PROBLEM STATEMENT:
Scan the lines below for the string "Correlation" and copy every one that has it.
** START RECORD LIST **
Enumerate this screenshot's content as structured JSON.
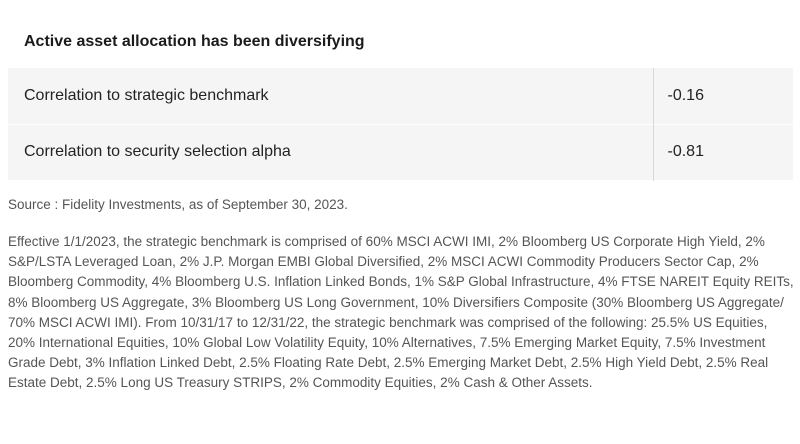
{
  "table": {
    "title": "Active asset allocation has been diversifying",
    "rows": [
      {
        "label": "Correlation to strategic benchmark",
        "value": "-0.16"
      },
      {
        "label": "Correlation to security selection alpha",
        "value": "-0.81"
      }
    ]
  },
  "source_text": "Source : Fidelity Investments, as of September 30, 2023.",
  "footnote_text": "Effective 1/1/2023, the strategic benchmark is comprised of 60% MSCI ACWI IMI, 2% Bloomberg US Corporate High Yield, 2% S&P/LSTA Leveraged Loan, 2% J.P. Morgan EMBI Global Diversified, 2% MSCI ACWI Commodity Producers Sector Cap, 2% Bloomberg Commodity, 4% Bloomberg U.S. Inflation Linked Bonds, 1% S&P Global Infrastructure, 4% FTSE NAREIT Equity REITs, 8% Bloomberg US Aggregate, 3% Bloomberg US Long Government, 10% Diversifiers Composite (30% Bloomberg US Aggregate/ 70% MSCI ACWI IMI). From 10/31/17 to 12/31/22, the strategic benchmark was comprised of the following: 25.5% US Equities, 20% International Equities, 10% Global Low Volatility Equity, 10% Alternatives, 7.5% Emerging Market Equity, 7.5% Investment Grade Debt, 3% Inflation Linked Debt, 2.5% Floating Rate Debt, 2.5% Emerging Market Debt, 2.5% High Yield Debt, 2.5% Real Estate Debt, 2.5% Long US Treasury STRIPS, 2% Commodity Equities, 2% Cash & Other Assets."
}
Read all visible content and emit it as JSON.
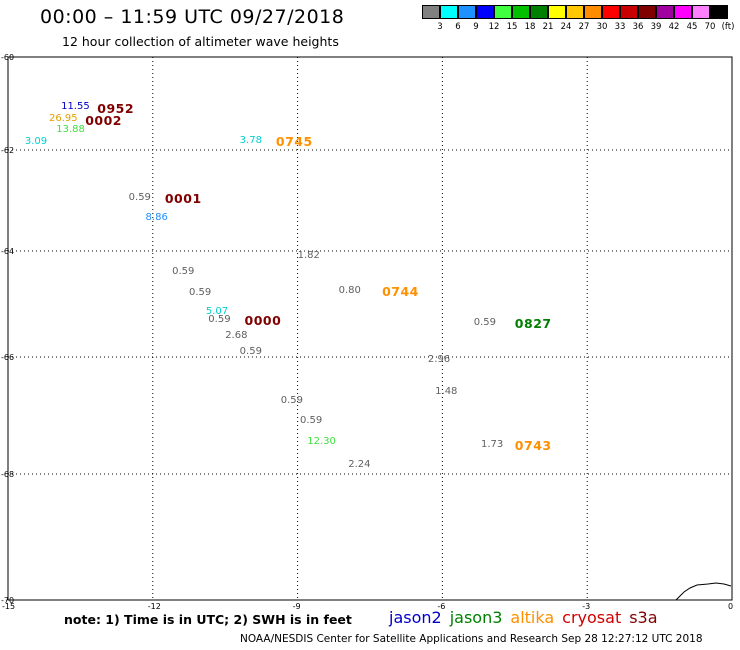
** END RECORD LIST **
SOLUTION TO THIS TASK:
        "label": "Correlation to strategic benchmark",
        "label": "Correlation to security selection alpha",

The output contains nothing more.